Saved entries
** start **
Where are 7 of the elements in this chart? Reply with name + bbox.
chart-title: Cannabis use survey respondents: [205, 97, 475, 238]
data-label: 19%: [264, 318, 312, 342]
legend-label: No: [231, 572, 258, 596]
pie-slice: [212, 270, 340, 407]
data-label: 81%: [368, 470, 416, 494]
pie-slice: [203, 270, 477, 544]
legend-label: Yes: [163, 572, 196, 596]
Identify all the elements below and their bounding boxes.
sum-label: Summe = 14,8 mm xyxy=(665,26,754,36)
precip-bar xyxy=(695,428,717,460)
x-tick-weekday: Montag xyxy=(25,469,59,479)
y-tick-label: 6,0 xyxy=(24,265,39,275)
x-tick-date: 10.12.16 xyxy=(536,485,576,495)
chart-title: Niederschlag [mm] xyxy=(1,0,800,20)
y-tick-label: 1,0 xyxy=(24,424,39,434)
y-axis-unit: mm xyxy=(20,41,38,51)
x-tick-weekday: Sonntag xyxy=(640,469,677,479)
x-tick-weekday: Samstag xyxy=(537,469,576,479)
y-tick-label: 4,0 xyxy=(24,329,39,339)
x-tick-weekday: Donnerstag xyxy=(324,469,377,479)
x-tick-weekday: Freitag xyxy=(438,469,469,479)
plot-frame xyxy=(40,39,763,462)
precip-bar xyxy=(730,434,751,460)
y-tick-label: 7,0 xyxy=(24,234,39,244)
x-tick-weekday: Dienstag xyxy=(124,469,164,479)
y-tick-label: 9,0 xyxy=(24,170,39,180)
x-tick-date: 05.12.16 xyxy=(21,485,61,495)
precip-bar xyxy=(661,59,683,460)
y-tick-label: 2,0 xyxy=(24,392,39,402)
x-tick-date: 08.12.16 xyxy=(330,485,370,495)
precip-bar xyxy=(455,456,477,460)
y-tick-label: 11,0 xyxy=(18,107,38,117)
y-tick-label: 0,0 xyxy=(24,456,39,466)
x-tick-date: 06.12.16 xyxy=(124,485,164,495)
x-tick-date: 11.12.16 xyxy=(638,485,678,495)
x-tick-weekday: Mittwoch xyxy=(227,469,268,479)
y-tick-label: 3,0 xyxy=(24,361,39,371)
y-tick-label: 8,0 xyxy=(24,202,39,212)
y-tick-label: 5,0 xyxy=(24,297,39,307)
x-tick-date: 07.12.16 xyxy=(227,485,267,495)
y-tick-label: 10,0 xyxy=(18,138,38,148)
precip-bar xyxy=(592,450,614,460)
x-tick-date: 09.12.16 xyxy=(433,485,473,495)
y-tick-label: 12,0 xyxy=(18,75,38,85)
** end **
Work instructions: Go through the data above and keep only the lines that contain the string "title". Copy each of those lines without changing it.

Response:
chart-title: Cannabis use survey respondents: [205, 97, 475, 238]
chart-title: Niederschlag [mm] xyxy=(1,0,800,20)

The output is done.